* Aim: Give every entry again, word for word and in full.

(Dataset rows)
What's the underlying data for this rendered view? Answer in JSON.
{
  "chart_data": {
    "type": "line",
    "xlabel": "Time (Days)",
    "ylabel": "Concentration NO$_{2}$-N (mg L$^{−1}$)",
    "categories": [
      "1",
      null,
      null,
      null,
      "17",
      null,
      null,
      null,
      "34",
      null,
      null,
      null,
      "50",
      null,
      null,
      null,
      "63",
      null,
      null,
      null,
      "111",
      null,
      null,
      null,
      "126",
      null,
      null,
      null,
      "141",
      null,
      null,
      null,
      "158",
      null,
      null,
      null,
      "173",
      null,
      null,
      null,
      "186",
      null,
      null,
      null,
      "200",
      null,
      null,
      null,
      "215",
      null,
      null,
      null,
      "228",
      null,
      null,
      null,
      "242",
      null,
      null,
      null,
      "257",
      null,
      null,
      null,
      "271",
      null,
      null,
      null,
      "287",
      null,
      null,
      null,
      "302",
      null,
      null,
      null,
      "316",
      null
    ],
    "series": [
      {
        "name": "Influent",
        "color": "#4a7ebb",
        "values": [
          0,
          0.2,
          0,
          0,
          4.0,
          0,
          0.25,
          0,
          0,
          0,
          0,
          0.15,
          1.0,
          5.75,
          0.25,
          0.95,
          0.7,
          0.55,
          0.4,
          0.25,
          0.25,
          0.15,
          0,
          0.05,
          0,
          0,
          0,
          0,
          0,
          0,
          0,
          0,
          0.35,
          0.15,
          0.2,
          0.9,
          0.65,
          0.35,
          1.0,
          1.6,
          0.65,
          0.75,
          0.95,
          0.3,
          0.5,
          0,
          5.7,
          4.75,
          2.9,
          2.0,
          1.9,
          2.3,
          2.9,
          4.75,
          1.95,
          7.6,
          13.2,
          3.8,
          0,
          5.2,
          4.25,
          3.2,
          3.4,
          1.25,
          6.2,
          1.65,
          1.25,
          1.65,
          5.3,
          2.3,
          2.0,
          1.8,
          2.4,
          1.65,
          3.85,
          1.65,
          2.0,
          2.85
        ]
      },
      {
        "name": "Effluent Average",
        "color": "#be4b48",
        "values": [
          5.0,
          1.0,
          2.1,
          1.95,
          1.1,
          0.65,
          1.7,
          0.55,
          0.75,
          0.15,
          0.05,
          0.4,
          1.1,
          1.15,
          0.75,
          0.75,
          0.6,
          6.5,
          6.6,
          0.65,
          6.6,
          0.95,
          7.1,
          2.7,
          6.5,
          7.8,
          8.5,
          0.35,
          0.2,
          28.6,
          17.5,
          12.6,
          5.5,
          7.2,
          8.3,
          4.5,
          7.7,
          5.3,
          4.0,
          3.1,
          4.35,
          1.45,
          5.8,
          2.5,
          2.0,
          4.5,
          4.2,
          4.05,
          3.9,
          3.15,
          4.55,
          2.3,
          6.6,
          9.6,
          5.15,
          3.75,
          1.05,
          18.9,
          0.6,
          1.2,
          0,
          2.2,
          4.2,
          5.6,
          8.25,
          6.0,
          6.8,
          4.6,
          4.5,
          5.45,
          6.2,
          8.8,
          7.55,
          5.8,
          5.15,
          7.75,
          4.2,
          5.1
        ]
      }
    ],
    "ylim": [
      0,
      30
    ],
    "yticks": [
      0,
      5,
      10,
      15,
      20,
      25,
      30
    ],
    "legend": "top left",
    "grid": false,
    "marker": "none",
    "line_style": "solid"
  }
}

* Exercise solution:
What's the underlying data for this rendered view? Answer in JSON.
{
  "chart_data": {
    "type": "line",
    "xlabel": "Time (Days)",
    "ylabel": "Concentration NO$_{2}$-N (mg L$^{−1}$)",
    "categories": [
      "1",
      null,
      null,
      null,
      "17",
      null,
      null,
      null,
      "34",
      null,
      null,
      null,
      "50",
      null,
      null,
      null,
      "63",
      null,
      null,
      null,
      "111",
      null,
      null,
      null,
      "126",
      null,
      null,
      null,
      "141",
      null,
      null,
      null,
      "158",
      null,
      null,
      null,
      "173",
      null,
      null,
      null,
      "186",
      null,
      null,
      null,
      "200",
      null,
      null,
      null,
      "215",
      null,
      null,
      null,
      "228",
      null,
      null,
      null,
      "242",
      null,
      null,
      null,
      "257",
      null,
      null,
      null,
      "271",
      null,
      null,
      null,
      "287",
      null,
      null,
      null,
      "302",
      null,
      null,
      null,
      "316",
      null
    ],
    "series": [
      {
        "name": "Influent",
        "color": "#4a7ebb",
        "values": [
          0,
          0.2,
          0,
          0,
          4.0,
          0,
          0.25,
          0,
          0,
          0,
          0,
          0.15,
          1.0,
          5.75,
          0.25,
          0.95,
          0.7,
          0.55,
          0.4,
          0.25,
          0.25,
          0.15,
          0,
          0.05,
          0,
          0,
          0,
          0,
          0,
          0,
          0,
          0,
          0.35,
          0.15,
          0.2,
          0.9,
          0.65,
          0.35,
          1.0,
          1.6,
          0.65,
          0.75,
          0.95,
          0.3,
          0.5,
          0,
          5.7,
          4.75,
          2.9,
          2.0,
          1.9,
          2.3,
          2.9,
          4.75,
          1.95,
          7.6,
          13.2,
          3.8,
          0,
          5.2,
          4.25,
          3.2,
          3.4,
          1.25,
          6.2,
          1.65,
          1.25,
          1.65,
          5.3,
          2.3,
          2.0,
          1.8,
          2.4,
          1.65,
          3.85,
          1.65,
          2.0,
          2.85
        ]
      },
      {
        "name": "Effluent Average",
        "color": "#be4b48",
        "values": [
          5.0,
          1.0,
          2.1,
          1.95,
          1.1,
          0.65,
          1.7,
          0.55,
          0.75,
          0.15,
          0.05,
          0.4,
          1.1,
          1.15,
          0.75,
          0.75,
          0.6,
          6.5,
          6.6,
          0.65,
          6.6,
          0.95,
          7.1,
          2.7,
          6.5,
          7.8,
          8.5,
          0.35,
          0.2,
          28.6,
          17.5,
          12.6,
          5.5,
          7.2,
          8.3,
          4.5,
          7.7,
          5.3,
          4.0,
          3.1,
          4.35,
          1.45,
          5.8,
          2.5,
          2.0,
          4.5,
          4.2,
          4.05,
          3.9,
          3.15,
          4.55,
          2.3,
          6.6,
          9.6,
          5.15,
          3.75,
          1.05,
          18.9,
          0.6,
          1.2,
          0,
          2.2,
          4.2,
          5.6,
          8.25,
          6.0,
          6.8,
          4.6,
          4.5,
          5.45,
          6.2,
          8.8,
          7.55,
          5.8,
          5.15,
          7.75,
          4.2,
          5.1
        ]
      }
    ],
    "ylim": [
      0,
      30
    ],
    "yticks": [
      0,
      5,
      10,
      15,
      20,
      25,
      30
    ],
    "legend": "top left",
    "grid": false,
    "marker": "none",
    "line_style": "solid"
  }
}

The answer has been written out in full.